● Problem statement: Leave out the pictures and repeat the rest of the material exactly.

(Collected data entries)
==========

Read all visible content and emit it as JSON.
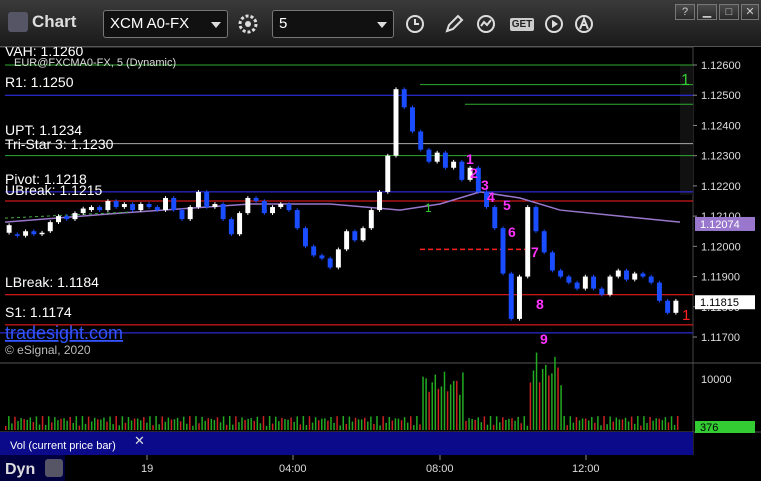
{
  "app": {
    "title": "Chart"
  },
  "toolbar": {
    "symbol": "XCM A0-FX",
    "interval": "5",
    "get_label": "GET"
  },
  "chart": {
    "symbol_line": "EUR@FXCMA0-FX, 5 (Dynamic)",
    "copyright": "© eSignal, 2020",
    "watermark": "tradesight.com",
    "volume_label": "Vol (current price bar)",
    "dyn_label": "Dyn",
    "level_labels": [
      {
        "text": "VAH: 1.1260",
        "price": 1.126,
        "color": "#ffffff"
      },
      {
        "text": "R1: 1.1250",
        "price": 1.125,
        "color": "#ffffff"
      },
      {
        "text": "UPT: 1.1234",
        "price": 1.1234,
        "color": "#ffffff"
      },
      {
        "text": "Tri-Star 3: 1.1230",
        "price": 1.123,
        "color": "#ffffff"
      },
      {
        "text": "Pivot: 1.1218",
        "price": 1.1218,
        "color": "#ffffff"
      },
      {
        "text": "UBreak: 1.1215",
        "price": 1.1215,
        "color": "#ffffff"
      },
      {
        "text": "LBreak: 1.1184",
        "price": 1.1184,
        "color": "#ffffff"
      },
      {
        "text": "S1: 1.1174",
        "price": 1.1174,
        "color": "#ffffff"
      }
    ],
    "price_ticks": [
      "1.12600",
      "1.12500",
      "1.12400",
      "1.12300",
      "1.12200",
      "1.12100",
      "1.12000",
      "1.11900",
      "1.11800",
      "1.11700"
    ],
    "price_tick_values": [
      1.126,
      1.125,
      1.124,
      1.123,
      1.122,
      1.121,
      1.12,
      1.119,
      1.118,
      1.117
    ],
    "current_price": "1.11815",
    "ma_price": "1.12074",
    "volume_ticks": [
      "10000"
    ],
    "current_volume": "376",
    "time_ticks": [
      "19",
      "04:00",
      "08:00",
      "12:00"
    ],
    "seq_marks": [
      "1",
      "2",
      "3",
      "4",
      "5",
      "6",
      "7",
      "8",
      "9"
    ],
    "green_marks": [
      "1",
      "1"
    ],
    "red_mark": "1"
  },
  "colors": {
    "up": "#ffffff",
    "down": "#1a4dff",
    "magenta": "#ff33ff",
    "green_line": "#2faa2f",
    "red_line": "#ff2020",
    "blue_line": "#3333ff",
    "ma": "#9977cc",
    "volume_bg": "#0a0a8a"
  },
  "icons": [
    "settings-icon",
    "clock-icon",
    "pencil-icon",
    "cursor-icon",
    "get-icon",
    "play-icon",
    "alert-icon"
  ]
}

==========

● Answer to the task:
Read all visible content and emit it as JSON.
{
  "app": {
    "title": "Chart"
  },
  "toolbar": {
    "symbol": "XCM A0-FX",
    "interval": "5",
    "get_label": "GET"
  },
  "chart": {
    "symbol_line": "EUR@FXCMA0-FX, 5 (Dynamic)",
    "copyright": "© eSignal, 2020",
    "watermark": "tradesight.com",
    "volume_label": "Vol (current price bar)",
    "dyn_label": "Dyn",
    "level_labels": [
      {
        "text": "VAH: 1.1260",
        "price": 1.126,
        "color": "#ffffff"
      },
      {
        "text": "R1: 1.1250",
        "price": 1.125,
        "color": "#ffffff"
      },
      {
        "text": "UPT: 1.1234",
        "price": 1.1234,
        "color": "#ffffff"
      },
      {
        "text": "Tri-Star 3: 1.1230",
        "price": 1.123,
        "color": "#ffffff"
      },
      {
        "text": "Pivot: 1.1218",
        "price": 1.1218,
        "color": "#ffffff"
      },
      {
        "text": "UBreak: 1.1215",
        "price": 1.1215,
        "color": "#ffffff"
      },
      {
        "text": "LBreak: 1.1184",
        "price": 1.1184,
        "color": "#ffffff"
      },
      {
        "text": "S1: 1.1174",
        "price": 1.1174,
        "color": "#ffffff"
      }
    ],
    "price_ticks": [
      "1.12600",
      "1.12500",
      "1.12400",
      "1.12300",
      "1.12200",
      "1.12100",
      "1.12000",
      "1.11900",
      "1.11800",
      "1.11700"
    ],
    "price_tick_values": [
      1.126,
      1.125,
      1.124,
      1.123,
      1.122,
      1.121,
      1.12,
      1.119,
      1.118,
      1.117
    ],
    "current_price": "1.11815",
    "ma_price": "1.12074",
    "volume_ticks": [
      "10000"
    ],
    "current_volume": "376",
    "time_ticks": [
      "19",
      "04:00",
      "08:00",
      "12:00"
    ],
    "seq_marks": [
      "1",
      "2",
      "3",
      "4",
      "5",
      "6",
      "7",
      "8",
      "9"
    ],
    "green_marks": [
      "1",
      "1"
    ],
    "red_mark": "1"
  },
  "colors": {
    "up": "#ffffff",
    "down": "#1a4dff",
    "magenta": "#ff33ff",
    "green_line": "#2faa2f",
    "red_line": "#ff2020",
    "blue_line": "#3333ff",
    "ma": "#9977cc",
    "volume_bg": "#0a0a8a"
  },
  "icons": [
    "settings-icon",
    "clock-icon",
    "pencil-icon",
    "cursor-icon",
    "get-icon",
    "play-icon",
    "alert-icon"
  ]
}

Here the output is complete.